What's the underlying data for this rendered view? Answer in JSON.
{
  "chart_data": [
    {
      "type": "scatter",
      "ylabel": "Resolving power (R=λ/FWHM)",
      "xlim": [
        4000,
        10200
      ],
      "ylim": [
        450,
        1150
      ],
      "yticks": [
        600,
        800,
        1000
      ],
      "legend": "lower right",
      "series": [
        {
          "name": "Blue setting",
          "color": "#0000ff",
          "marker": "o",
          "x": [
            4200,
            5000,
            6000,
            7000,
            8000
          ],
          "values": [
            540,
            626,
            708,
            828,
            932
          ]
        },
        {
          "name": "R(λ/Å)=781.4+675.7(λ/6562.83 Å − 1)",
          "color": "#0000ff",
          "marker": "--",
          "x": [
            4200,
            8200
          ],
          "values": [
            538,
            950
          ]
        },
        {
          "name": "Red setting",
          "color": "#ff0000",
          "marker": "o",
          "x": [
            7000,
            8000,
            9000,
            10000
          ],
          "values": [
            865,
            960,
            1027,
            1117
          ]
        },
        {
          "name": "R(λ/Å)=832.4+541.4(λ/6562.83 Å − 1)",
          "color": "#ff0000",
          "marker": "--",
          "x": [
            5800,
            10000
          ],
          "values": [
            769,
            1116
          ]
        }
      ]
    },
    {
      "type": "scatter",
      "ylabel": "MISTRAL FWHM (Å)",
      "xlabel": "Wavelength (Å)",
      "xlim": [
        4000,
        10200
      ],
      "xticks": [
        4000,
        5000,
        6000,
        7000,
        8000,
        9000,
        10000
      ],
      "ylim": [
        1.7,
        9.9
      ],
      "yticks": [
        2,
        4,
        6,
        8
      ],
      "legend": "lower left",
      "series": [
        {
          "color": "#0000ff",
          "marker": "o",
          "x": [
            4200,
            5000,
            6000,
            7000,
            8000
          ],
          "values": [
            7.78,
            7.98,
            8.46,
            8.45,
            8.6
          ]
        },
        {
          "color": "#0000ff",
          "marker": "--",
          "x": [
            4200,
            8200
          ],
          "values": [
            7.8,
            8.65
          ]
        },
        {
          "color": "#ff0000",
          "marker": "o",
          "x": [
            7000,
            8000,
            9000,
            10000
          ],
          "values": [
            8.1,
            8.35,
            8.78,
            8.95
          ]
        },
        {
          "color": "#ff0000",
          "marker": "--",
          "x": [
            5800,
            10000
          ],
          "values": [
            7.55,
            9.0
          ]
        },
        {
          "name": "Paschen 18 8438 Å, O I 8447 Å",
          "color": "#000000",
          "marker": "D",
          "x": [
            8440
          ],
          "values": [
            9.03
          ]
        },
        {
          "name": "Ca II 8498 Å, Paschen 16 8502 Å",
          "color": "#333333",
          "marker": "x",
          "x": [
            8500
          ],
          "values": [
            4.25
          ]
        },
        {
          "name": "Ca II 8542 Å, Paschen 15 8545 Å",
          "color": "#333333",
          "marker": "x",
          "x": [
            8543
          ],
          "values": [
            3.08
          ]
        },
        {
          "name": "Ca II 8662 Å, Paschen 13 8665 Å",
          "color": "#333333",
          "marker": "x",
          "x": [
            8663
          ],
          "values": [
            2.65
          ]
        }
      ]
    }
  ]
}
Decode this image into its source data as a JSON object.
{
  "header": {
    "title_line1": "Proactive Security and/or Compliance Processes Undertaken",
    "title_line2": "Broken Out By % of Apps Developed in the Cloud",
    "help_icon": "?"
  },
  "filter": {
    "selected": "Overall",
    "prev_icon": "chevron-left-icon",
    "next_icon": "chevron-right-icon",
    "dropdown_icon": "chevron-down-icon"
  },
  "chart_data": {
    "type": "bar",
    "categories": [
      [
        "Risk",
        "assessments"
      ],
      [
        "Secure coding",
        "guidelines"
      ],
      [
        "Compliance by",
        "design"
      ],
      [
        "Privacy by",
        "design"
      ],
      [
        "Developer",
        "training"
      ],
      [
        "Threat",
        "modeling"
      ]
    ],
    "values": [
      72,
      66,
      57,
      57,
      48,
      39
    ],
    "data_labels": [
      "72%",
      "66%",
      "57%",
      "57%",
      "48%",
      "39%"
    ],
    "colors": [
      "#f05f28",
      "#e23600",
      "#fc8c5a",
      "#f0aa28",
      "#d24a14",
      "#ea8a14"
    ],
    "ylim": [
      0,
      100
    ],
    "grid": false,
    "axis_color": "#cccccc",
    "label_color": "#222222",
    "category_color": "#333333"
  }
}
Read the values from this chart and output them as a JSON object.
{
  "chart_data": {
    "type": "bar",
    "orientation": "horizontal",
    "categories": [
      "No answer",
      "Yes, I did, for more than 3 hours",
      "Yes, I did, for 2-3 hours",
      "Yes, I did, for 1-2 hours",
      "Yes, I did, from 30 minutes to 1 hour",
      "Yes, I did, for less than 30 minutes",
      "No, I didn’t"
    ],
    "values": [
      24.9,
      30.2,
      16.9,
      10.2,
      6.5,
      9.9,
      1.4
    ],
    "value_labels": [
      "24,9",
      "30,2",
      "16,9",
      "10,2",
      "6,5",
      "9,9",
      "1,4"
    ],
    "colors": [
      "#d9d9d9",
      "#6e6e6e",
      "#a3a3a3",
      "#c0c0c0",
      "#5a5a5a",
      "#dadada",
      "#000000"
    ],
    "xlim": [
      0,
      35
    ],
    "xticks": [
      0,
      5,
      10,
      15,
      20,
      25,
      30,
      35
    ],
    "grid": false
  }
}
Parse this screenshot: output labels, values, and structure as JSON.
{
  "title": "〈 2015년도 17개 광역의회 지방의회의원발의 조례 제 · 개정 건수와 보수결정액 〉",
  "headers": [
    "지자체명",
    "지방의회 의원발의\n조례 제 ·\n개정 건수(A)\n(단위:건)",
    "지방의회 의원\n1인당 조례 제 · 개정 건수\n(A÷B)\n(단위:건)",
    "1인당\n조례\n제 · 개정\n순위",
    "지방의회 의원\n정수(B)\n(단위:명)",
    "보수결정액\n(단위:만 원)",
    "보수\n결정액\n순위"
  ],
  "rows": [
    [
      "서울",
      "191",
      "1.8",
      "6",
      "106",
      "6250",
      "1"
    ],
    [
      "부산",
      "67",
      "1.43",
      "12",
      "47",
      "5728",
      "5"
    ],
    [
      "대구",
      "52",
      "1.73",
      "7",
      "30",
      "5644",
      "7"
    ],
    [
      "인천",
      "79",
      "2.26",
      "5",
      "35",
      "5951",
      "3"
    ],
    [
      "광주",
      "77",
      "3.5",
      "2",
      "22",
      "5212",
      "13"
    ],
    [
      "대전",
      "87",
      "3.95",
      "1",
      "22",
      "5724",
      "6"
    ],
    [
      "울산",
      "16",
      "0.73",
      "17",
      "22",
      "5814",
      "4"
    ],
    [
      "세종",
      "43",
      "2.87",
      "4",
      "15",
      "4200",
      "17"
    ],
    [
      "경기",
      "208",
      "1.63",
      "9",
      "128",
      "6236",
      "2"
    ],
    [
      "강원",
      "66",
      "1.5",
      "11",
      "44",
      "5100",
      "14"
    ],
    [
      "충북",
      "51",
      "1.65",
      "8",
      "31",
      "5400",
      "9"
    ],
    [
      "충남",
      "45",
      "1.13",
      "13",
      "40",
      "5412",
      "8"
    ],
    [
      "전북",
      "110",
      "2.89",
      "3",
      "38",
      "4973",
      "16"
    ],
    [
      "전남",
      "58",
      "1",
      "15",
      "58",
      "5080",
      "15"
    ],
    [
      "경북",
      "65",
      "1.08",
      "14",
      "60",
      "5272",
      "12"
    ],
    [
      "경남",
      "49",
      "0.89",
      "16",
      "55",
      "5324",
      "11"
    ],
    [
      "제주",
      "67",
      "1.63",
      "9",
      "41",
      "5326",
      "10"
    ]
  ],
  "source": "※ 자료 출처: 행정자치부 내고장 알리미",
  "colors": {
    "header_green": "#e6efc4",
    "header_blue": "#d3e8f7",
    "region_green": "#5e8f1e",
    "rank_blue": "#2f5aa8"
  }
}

========================================

Short task:
Which lines of the data above contain "Compliance"? Copy each one.

Solution to this problem:
    "title_line1": "Proactive Security and/or Compliance Processes Undertaken",
        "Compliance by",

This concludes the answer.